■ Data entries for graphics:
════════════════════

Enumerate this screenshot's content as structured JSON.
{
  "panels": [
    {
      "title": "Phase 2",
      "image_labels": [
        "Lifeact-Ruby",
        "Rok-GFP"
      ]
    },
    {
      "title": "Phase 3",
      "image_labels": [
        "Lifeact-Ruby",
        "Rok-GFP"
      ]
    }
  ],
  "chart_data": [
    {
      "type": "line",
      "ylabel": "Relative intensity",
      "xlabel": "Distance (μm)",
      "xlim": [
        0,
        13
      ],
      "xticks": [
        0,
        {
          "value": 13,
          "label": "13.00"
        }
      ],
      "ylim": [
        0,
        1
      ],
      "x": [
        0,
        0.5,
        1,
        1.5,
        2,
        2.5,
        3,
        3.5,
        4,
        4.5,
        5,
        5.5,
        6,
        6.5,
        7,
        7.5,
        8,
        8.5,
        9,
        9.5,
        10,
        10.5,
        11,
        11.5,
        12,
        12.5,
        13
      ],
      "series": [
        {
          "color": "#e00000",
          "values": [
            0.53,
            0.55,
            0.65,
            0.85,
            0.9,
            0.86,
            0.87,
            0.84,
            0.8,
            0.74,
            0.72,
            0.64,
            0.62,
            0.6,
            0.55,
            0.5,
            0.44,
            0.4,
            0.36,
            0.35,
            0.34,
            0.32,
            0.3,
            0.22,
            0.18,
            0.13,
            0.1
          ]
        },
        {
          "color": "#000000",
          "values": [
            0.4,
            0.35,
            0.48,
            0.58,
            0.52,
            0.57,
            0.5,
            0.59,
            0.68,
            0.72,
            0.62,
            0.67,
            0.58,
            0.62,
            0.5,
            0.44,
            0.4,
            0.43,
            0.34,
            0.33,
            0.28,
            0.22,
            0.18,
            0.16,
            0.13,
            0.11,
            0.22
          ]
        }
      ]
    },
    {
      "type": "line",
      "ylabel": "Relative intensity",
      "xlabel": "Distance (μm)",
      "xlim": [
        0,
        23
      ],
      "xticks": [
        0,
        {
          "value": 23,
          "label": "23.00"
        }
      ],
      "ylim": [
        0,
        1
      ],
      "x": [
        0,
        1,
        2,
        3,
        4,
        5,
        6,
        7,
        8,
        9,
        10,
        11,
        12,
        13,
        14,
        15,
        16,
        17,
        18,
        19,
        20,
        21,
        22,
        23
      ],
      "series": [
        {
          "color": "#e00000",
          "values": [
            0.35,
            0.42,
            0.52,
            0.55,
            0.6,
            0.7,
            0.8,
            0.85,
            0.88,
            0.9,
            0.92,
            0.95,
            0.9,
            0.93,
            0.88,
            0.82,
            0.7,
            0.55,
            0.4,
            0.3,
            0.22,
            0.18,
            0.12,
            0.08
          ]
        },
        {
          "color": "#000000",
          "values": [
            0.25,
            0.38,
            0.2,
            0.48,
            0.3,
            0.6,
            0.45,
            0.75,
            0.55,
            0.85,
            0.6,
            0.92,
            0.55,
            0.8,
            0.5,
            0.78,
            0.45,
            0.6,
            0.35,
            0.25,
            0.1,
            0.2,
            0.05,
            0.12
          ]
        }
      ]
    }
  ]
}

════════════════════

■ Goal: Retype all the material above precisely, with no line left out.

■ Task result:
Enumerate this screenshot's content as structured JSON.
{
  "panels": [
    {
      "title": "Phase 2",
      "image_labels": [
        "Lifeact-Ruby",
        "Rok-GFP"
      ]
    },
    {
      "title": "Phase 3",
      "image_labels": [
        "Lifeact-Ruby",
        "Rok-GFP"
      ]
    }
  ],
  "chart_data": [
    {
      "type": "line",
      "ylabel": "Relative intensity",
      "xlabel": "Distance (μm)",
      "xlim": [
        0,
        13
      ],
      "xticks": [
        0,
        {
          "value": 13,
          "label": "13.00"
        }
      ],
      "ylim": [
        0,
        1
      ],
      "x": [
        0,
        0.5,
        1,
        1.5,
        2,
        2.5,
        3,
        3.5,
        4,
        4.5,
        5,
        5.5,
        6,
        6.5,
        7,
        7.5,
        8,
        8.5,
        9,
        9.5,
        10,
        10.5,
        11,
        11.5,
        12,
        12.5,
        13
      ],
      "series": [
        {
          "color": "#e00000",
          "values": [
            0.53,
            0.55,
            0.65,
            0.85,
            0.9,
            0.86,
            0.87,
            0.84,
            0.8,
            0.74,
            0.72,
            0.64,
            0.62,
            0.6,
            0.55,
            0.5,
            0.44,
            0.4,
            0.36,
            0.35,
            0.34,
            0.32,
            0.3,
            0.22,
            0.18,
            0.13,
            0.1
          ]
        },
        {
          "color": "#000000",
          "values": [
            0.4,
            0.35,
            0.48,
            0.58,
            0.52,
            0.57,
            0.5,
            0.59,
            0.68,
            0.72,
            0.62,
            0.67,
            0.58,
            0.62,
            0.5,
            0.44,
            0.4,
            0.43,
            0.34,
            0.33,
            0.28,
            0.22,
            0.18,
            0.16,
            0.13,
            0.11,
            0.22
          ]
        }
      ]
    },
    {
      "type": "line",
      "ylabel": "Relative intensity",
      "xlabel": "Distance (μm)",
      "xlim": [
        0,
        23
      ],
      "xticks": [
        0,
        {
          "value": 23,
          "label": "23.00"
        }
      ],
      "ylim": [
        0,
        1
      ],
      "x": [
        0,
        1,
        2,
        3,
        4,
        5,
        6,
        7,
        8,
        9,
        10,
        11,
        12,
        13,
        14,
        15,
        16,
        17,
        18,
        19,
        20,
        21,
        22,
        23
      ],
      "series": [
        {
          "color": "#e00000",
          "values": [
            0.35,
            0.42,
            0.52,
            0.55,
            0.6,
            0.7,
            0.8,
            0.85,
            0.88,
            0.9,
            0.92,
            0.95,
            0.9,
            0.93,
            0.88,
            0.82,
            0.7,
            0.55,
            0.4,
            0.3,
            0.22,
            0.18,
            0.12,
            0.08
          ]
        },
        {
          "color": "#000000",
          "values": [
            0.25,
            0.38,
            0.2,
            0.48,
            0.3,
            0.6,
            0.45,
            0.75,
            0.55,
            0.85,
            0.6,
            0.92,
            0.55,
            0.8,
            0.5,
            0.78,
            0.45,
            0.6,
            0.35,
            0.25,
            0.1,
            0.2,
            0.05,
            0.12
          ]
        }
      ]
    }
  ]
}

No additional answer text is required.